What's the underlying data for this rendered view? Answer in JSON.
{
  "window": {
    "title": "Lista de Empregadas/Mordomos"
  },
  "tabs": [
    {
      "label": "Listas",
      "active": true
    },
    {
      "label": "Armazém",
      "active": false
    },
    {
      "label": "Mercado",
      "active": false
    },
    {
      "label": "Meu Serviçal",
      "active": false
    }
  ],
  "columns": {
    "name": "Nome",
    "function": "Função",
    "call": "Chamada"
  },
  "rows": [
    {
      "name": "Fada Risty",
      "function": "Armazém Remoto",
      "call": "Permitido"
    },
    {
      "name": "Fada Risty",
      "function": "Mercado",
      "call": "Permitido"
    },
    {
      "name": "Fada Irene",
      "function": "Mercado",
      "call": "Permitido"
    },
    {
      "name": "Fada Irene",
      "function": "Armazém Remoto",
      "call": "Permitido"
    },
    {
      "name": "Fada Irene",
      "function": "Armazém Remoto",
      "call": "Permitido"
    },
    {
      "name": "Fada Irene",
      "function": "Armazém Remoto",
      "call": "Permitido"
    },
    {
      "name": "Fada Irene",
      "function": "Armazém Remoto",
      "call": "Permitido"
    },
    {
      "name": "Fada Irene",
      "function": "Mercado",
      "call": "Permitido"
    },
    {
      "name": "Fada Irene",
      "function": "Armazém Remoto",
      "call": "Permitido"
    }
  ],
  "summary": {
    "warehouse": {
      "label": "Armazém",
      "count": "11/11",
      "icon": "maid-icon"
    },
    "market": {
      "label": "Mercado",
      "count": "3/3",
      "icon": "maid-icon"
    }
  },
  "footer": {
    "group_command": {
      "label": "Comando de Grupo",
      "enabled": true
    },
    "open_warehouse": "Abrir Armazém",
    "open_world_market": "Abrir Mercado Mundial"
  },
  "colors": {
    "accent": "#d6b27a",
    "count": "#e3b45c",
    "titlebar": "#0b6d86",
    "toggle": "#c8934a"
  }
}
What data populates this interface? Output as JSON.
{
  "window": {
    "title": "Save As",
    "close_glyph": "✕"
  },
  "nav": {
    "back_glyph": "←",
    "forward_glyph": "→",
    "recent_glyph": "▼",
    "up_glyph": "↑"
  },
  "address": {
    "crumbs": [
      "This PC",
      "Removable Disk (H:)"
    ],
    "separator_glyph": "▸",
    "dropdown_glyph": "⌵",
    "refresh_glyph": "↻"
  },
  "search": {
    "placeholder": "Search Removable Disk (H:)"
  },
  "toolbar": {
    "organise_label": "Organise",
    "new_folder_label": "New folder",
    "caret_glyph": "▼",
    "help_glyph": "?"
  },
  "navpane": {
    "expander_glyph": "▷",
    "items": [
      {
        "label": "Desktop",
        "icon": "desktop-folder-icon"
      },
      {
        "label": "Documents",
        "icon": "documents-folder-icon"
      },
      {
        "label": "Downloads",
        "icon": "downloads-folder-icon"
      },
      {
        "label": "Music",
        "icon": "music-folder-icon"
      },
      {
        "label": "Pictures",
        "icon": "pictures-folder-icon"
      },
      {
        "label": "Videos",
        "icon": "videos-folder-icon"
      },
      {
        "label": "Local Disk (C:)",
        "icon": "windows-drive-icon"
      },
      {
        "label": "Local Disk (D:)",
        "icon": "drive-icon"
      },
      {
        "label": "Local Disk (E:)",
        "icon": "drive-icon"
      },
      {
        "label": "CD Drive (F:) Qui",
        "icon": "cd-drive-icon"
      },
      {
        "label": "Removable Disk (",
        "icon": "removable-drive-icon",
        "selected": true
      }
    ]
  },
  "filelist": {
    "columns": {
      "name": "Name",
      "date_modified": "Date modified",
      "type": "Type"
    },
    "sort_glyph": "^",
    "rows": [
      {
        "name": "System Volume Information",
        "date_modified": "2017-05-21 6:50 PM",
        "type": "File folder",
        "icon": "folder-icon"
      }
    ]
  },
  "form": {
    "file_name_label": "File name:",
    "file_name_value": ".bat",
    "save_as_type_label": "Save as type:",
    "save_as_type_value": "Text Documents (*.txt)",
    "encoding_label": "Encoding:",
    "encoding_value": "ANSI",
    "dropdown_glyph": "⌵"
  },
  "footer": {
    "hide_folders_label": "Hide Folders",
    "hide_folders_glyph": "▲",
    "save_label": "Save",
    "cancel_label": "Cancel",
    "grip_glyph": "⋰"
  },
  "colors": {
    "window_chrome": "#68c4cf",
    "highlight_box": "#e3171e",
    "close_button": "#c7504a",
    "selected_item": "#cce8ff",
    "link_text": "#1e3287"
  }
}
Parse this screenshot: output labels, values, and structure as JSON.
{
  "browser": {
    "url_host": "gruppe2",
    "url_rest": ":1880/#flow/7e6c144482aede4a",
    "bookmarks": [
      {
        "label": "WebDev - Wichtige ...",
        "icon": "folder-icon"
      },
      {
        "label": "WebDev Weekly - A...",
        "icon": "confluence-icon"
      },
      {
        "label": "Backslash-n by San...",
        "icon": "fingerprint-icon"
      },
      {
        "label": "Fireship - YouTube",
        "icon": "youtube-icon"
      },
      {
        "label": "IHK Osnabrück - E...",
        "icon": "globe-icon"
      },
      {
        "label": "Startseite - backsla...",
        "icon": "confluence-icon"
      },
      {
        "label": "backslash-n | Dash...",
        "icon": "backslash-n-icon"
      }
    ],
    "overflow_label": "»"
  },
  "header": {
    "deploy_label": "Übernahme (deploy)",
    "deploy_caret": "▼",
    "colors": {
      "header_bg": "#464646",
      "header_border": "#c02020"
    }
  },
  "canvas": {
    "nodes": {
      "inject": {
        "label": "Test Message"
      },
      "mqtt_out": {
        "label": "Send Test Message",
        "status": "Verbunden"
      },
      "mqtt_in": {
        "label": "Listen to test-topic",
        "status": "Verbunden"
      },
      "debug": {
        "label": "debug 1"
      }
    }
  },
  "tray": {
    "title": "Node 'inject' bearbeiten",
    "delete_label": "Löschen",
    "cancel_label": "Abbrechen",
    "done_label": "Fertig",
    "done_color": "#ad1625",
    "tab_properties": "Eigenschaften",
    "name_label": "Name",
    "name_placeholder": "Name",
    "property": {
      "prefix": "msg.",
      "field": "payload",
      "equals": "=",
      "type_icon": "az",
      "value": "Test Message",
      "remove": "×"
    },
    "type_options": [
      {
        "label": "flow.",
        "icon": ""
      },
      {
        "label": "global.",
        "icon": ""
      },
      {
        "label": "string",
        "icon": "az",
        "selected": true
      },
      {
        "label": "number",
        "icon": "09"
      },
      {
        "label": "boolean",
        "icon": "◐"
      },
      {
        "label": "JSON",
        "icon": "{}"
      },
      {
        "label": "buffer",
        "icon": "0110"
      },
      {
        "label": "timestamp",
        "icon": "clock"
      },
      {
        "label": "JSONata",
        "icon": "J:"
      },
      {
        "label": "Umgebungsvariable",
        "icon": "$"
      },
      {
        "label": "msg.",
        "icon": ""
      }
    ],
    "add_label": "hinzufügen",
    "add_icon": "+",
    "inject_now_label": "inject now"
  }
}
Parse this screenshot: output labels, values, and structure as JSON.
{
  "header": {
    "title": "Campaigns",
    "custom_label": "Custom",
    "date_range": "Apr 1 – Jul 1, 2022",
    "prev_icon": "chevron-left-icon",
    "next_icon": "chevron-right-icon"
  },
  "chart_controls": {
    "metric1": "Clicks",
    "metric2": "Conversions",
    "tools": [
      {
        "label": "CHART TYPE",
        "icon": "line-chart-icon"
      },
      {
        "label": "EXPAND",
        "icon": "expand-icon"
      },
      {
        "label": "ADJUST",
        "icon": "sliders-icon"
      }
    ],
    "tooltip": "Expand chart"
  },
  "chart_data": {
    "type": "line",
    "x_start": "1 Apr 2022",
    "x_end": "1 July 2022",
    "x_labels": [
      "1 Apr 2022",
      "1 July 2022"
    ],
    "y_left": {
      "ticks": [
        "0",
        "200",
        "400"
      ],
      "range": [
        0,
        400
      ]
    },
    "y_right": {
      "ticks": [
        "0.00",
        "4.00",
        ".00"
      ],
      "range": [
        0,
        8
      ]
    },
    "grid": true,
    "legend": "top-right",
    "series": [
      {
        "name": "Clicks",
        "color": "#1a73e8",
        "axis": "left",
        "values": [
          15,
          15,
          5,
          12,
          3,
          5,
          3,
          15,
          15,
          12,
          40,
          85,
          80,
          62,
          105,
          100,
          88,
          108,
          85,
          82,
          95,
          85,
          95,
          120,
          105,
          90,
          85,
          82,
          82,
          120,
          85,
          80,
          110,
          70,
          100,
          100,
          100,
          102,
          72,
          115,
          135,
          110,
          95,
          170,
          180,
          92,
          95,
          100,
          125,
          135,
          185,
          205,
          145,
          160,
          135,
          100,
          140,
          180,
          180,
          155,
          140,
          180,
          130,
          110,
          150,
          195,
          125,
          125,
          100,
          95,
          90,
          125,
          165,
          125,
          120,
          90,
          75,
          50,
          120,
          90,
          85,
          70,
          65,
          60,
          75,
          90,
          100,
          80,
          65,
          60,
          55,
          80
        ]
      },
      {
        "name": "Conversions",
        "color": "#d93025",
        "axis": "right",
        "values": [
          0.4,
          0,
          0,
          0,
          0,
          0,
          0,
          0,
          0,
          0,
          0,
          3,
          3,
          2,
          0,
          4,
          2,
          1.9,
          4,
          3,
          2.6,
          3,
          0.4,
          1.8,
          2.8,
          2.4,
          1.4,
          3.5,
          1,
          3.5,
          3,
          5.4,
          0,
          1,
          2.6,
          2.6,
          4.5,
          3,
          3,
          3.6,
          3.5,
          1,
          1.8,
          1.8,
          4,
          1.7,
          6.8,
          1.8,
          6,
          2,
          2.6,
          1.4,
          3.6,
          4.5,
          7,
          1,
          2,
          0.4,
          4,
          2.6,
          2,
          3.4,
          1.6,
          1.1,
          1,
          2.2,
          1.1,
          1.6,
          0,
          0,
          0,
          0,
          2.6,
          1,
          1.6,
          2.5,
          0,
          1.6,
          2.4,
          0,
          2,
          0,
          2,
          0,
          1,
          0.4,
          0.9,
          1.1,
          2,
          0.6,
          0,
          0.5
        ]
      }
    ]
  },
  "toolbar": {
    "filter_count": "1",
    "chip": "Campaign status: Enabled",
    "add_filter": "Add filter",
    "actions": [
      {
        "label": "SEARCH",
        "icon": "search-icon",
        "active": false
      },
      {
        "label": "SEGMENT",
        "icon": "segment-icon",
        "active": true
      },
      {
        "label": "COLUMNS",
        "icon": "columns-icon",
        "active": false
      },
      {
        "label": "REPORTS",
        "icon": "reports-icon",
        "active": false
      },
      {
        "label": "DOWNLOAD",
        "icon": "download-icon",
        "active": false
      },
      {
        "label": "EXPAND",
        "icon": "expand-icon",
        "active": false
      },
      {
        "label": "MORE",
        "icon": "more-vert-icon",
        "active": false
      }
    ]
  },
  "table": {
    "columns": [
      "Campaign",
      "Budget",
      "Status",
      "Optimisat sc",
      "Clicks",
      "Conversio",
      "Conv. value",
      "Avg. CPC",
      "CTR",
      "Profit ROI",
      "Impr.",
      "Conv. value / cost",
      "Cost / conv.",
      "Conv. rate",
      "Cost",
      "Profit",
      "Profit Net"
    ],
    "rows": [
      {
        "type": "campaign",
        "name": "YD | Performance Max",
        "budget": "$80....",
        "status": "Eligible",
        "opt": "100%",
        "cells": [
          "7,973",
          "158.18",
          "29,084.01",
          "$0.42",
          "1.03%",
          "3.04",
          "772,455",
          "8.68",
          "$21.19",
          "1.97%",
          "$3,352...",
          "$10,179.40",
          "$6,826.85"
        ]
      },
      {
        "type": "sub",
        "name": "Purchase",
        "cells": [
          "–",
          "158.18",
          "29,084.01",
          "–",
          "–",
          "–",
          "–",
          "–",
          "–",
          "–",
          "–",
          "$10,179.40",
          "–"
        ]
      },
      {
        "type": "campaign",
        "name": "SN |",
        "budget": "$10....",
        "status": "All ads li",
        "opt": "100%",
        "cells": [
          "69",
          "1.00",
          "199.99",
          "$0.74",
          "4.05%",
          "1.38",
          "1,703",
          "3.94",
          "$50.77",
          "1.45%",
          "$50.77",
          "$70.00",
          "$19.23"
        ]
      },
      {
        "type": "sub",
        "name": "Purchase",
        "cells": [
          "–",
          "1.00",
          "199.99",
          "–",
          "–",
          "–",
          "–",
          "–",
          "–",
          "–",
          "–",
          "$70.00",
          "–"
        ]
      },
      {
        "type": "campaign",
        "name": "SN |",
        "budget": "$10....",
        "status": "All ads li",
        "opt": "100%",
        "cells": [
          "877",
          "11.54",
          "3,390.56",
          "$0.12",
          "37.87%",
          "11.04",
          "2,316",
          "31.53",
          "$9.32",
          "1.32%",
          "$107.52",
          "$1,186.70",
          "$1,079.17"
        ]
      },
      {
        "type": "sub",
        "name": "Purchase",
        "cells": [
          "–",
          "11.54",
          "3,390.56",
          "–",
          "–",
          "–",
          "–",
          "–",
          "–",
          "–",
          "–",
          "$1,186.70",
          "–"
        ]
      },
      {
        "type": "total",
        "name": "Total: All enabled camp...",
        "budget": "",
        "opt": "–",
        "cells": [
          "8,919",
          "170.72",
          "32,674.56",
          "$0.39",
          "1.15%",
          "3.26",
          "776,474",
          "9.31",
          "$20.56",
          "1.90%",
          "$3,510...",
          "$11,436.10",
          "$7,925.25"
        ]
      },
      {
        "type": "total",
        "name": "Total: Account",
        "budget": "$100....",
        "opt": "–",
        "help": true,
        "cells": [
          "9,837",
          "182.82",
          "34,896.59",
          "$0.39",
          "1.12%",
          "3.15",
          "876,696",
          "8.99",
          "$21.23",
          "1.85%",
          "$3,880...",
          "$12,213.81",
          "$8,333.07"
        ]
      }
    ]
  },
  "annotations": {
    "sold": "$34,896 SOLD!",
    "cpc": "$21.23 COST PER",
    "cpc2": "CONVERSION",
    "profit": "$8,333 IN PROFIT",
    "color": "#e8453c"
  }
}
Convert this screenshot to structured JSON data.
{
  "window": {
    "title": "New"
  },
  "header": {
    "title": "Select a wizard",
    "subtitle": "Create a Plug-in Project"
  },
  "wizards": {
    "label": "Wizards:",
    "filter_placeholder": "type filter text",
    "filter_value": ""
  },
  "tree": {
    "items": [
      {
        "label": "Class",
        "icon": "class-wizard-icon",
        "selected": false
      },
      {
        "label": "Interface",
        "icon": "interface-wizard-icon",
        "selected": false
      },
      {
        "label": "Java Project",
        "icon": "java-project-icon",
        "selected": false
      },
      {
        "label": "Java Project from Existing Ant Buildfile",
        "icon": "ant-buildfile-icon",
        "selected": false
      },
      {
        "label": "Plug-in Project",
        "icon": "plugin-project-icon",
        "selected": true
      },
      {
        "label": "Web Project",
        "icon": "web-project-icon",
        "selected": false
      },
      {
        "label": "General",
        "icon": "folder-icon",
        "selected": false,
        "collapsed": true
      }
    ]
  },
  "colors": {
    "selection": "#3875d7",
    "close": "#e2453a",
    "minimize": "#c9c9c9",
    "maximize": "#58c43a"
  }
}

TASK DETAILS -> Pull out every line holding "Abrir" from the records above, and copy it.

FINAL ANSWER ->
    "open_warehouse": "Abrir Armazém",
    "open_world_market": "Abrir Mercado Mundial"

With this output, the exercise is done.